Copy each line of the data below with the word "进口清关".

--- start of Data excerpts ---

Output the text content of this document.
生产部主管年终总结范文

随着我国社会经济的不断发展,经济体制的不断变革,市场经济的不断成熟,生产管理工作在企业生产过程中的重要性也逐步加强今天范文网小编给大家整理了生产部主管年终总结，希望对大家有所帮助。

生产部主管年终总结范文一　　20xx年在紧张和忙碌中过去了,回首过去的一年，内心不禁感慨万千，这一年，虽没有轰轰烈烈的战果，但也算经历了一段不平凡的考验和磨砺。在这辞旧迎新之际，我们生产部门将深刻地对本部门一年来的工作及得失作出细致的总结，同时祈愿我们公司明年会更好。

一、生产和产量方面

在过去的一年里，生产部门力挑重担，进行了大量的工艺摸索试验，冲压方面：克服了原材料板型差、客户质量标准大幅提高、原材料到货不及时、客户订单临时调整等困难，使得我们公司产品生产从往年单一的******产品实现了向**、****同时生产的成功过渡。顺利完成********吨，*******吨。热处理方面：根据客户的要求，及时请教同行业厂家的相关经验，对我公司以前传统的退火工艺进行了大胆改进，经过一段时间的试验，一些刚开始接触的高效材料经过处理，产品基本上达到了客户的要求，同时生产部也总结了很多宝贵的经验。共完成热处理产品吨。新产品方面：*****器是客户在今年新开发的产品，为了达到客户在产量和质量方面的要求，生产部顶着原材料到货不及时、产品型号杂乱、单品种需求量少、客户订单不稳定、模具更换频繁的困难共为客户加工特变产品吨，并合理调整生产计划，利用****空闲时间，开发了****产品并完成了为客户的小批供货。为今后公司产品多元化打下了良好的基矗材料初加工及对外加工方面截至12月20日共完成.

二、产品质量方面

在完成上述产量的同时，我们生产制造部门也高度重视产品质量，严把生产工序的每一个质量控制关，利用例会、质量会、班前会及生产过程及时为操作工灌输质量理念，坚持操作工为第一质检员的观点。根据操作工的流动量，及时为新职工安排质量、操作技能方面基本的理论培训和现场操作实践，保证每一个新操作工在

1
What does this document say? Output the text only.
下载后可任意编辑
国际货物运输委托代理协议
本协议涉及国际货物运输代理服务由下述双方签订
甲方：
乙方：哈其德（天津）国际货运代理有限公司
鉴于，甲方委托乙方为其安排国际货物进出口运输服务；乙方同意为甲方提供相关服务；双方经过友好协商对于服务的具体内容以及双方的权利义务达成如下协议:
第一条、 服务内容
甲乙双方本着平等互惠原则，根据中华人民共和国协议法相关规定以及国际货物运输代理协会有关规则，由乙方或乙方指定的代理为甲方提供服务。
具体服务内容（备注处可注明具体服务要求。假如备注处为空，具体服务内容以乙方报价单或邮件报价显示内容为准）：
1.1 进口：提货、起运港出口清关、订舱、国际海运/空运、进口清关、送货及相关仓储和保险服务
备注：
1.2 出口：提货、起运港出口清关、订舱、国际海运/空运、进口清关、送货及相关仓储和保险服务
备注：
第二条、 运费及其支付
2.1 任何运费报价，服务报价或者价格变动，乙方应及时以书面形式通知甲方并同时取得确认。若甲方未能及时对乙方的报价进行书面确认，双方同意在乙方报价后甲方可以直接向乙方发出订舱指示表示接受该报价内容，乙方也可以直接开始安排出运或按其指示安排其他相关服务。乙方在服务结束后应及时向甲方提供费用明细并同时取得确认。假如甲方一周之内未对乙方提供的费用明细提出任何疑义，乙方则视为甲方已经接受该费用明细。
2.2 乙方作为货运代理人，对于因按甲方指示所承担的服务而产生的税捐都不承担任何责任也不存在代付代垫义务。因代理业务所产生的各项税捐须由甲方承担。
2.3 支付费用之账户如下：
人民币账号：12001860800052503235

--- end of Data excerpts ---

▸ **Output for this exercise**:
1.1 进口：提货、起运港出口清关、订舱、国际海运/空运、进口清关、送货及相关仓储和保险服务
1.2 出口：提货、起运港出口清关、订舱、国际海运/空运、进口清关、送货及相关仓储和保险服务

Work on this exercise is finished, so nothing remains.